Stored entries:
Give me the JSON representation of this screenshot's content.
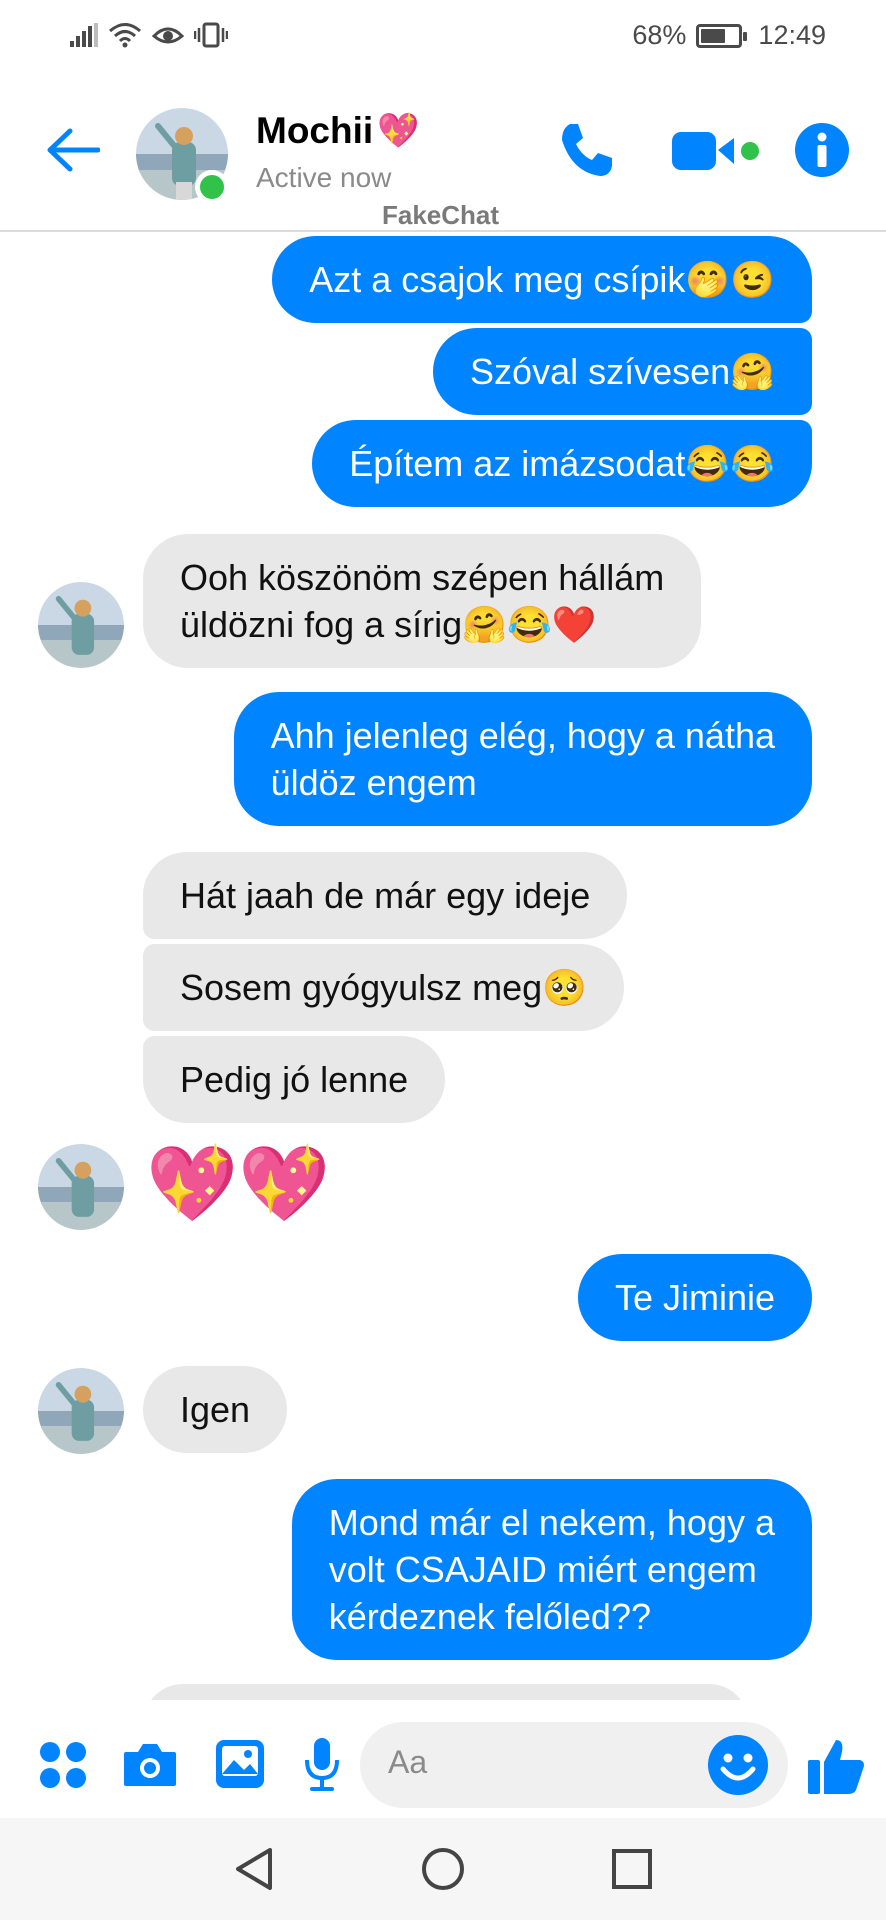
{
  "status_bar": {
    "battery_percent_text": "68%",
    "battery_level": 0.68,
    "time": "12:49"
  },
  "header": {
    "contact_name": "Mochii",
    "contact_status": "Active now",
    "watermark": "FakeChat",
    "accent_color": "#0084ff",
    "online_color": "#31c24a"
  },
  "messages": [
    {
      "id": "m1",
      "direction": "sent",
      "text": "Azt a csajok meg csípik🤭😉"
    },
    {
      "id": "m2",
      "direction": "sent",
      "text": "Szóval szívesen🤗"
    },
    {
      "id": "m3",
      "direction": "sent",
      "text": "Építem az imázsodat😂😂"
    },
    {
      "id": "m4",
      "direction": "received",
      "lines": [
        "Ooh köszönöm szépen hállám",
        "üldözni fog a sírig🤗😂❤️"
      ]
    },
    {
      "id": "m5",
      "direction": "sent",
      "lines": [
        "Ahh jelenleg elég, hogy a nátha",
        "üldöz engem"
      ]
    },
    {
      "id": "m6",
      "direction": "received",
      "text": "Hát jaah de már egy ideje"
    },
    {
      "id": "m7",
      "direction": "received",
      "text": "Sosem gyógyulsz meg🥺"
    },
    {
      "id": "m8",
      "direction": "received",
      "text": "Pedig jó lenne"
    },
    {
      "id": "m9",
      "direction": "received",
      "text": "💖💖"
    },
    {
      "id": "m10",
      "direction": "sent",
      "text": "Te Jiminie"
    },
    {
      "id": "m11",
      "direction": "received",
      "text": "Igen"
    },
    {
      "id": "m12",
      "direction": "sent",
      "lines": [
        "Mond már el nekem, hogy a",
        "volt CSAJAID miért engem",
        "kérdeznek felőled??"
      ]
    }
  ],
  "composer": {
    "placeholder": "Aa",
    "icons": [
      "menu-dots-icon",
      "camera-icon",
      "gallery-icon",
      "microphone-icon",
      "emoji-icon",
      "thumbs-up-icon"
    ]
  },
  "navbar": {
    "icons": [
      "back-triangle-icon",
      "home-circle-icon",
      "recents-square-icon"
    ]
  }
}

▶ Given request
Show all lines from the records above where the word "engem" occurs.

▶ Answer to the exercise
        "üldöz engem"
        "volt CSAJAID miért engem",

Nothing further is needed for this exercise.